### Texte de la page
<<<<

M. de Vaudreuil au comte d'Artois
Vienne, ce jeudi 20 octobre 1791
Me voilà en présence de mes bons, de mes chers amis, et votre coeur jugera (car il sait bien aimer) de ce que mon coeur éprouve. Oh ! j'en avais, ils en avaient bien besoin !
Je viens de lire la dépêche
que vous envoie le duc de Polignac. Malgré les cochonneries impériales qu'elle contient, comme réception du marquis de Noailles, etc., etc., nous ne sommes pas ici sans espoir que les choses ne prennent bientôt une meilleure tournure. Je crois que l'influence de Catherine s'y fait déjà sentir ; on est déjà honteux d'avoir reçu le marquis de Noailles, et nous espérons que la réponse de l'Empereur à l'acceptation du Roi ne plaira pas à l'Assemblée.

>>>>

### Liste des enregistrements

<<<<

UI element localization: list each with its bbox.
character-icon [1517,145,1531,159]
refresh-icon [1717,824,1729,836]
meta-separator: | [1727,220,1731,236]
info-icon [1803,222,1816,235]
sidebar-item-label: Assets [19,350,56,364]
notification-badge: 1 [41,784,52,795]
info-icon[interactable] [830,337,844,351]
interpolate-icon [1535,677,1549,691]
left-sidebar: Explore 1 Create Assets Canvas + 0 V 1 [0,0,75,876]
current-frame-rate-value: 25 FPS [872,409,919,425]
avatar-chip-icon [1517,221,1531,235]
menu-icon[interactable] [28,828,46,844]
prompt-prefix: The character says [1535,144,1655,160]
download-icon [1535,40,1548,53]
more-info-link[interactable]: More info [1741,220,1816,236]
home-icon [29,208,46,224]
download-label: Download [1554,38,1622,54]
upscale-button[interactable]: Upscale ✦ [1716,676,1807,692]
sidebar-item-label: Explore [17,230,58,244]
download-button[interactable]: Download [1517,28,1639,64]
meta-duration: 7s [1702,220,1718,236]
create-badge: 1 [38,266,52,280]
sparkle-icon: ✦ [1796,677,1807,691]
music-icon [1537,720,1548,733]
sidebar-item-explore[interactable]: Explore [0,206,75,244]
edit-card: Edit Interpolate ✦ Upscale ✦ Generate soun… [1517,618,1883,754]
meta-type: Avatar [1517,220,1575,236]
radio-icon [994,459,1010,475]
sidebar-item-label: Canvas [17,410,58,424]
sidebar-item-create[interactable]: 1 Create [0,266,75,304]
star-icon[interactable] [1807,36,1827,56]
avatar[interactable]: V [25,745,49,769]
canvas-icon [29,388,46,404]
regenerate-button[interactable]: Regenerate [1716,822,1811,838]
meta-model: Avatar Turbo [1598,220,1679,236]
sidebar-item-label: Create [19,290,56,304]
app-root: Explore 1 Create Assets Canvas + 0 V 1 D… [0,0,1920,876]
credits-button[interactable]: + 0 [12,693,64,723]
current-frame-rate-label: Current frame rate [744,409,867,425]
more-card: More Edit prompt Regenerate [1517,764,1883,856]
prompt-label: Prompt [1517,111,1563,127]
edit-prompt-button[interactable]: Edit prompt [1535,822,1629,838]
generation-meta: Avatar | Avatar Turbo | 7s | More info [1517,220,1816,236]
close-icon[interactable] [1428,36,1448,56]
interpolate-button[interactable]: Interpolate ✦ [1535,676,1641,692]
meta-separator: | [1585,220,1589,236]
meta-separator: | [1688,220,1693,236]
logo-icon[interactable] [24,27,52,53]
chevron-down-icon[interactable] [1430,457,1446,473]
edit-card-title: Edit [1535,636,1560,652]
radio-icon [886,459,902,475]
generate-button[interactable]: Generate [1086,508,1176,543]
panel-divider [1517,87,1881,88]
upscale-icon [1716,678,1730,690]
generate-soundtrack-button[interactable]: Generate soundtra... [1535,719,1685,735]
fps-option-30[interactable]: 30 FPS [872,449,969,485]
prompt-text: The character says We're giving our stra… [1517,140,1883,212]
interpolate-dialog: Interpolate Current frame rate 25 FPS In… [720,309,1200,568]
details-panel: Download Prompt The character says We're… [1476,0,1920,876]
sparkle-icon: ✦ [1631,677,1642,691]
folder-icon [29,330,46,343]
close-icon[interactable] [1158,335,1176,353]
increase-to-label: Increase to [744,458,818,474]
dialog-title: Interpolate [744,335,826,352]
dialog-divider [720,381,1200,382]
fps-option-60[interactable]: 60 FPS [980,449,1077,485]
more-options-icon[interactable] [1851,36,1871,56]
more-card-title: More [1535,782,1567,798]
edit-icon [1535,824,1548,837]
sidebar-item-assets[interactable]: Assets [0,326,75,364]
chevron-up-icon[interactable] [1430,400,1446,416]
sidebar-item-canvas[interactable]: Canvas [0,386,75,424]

>>>>

### Consigne 1
Relevez toutes les personnes désignées par leur nom propre dans le corps de la lettre, à partir de la ligne datée de Vienne.
### Consigne 2
Citez fidèlement le passage de la lettre qui commence par « Je viens de » et se poursuit jusqu'à « pas à l'Assemblée. ».

### Corrigé 1
le duc de Polignac, le marquis de Noailles, Catherine

### Corrigé 2
Je viens de lire la dépêche
que vous envoie le duc de Polignac. Malgré les cochonneries impériales qu'elle contient, comme réception du marquis de Noailles, etc., etc., nous ne sommes pas ici sans espoir que les choses ne prennent bientôt une meilleure tournure. Je crois que l'influence de Catherine s'y fait déjà sentir ; on est déjà honteux d'avoir reçu le marquis de Noailles, et nous espérons que la réponse de l'Empereur à l'acceptation du Roi ne plaira pas à l'Assemblée.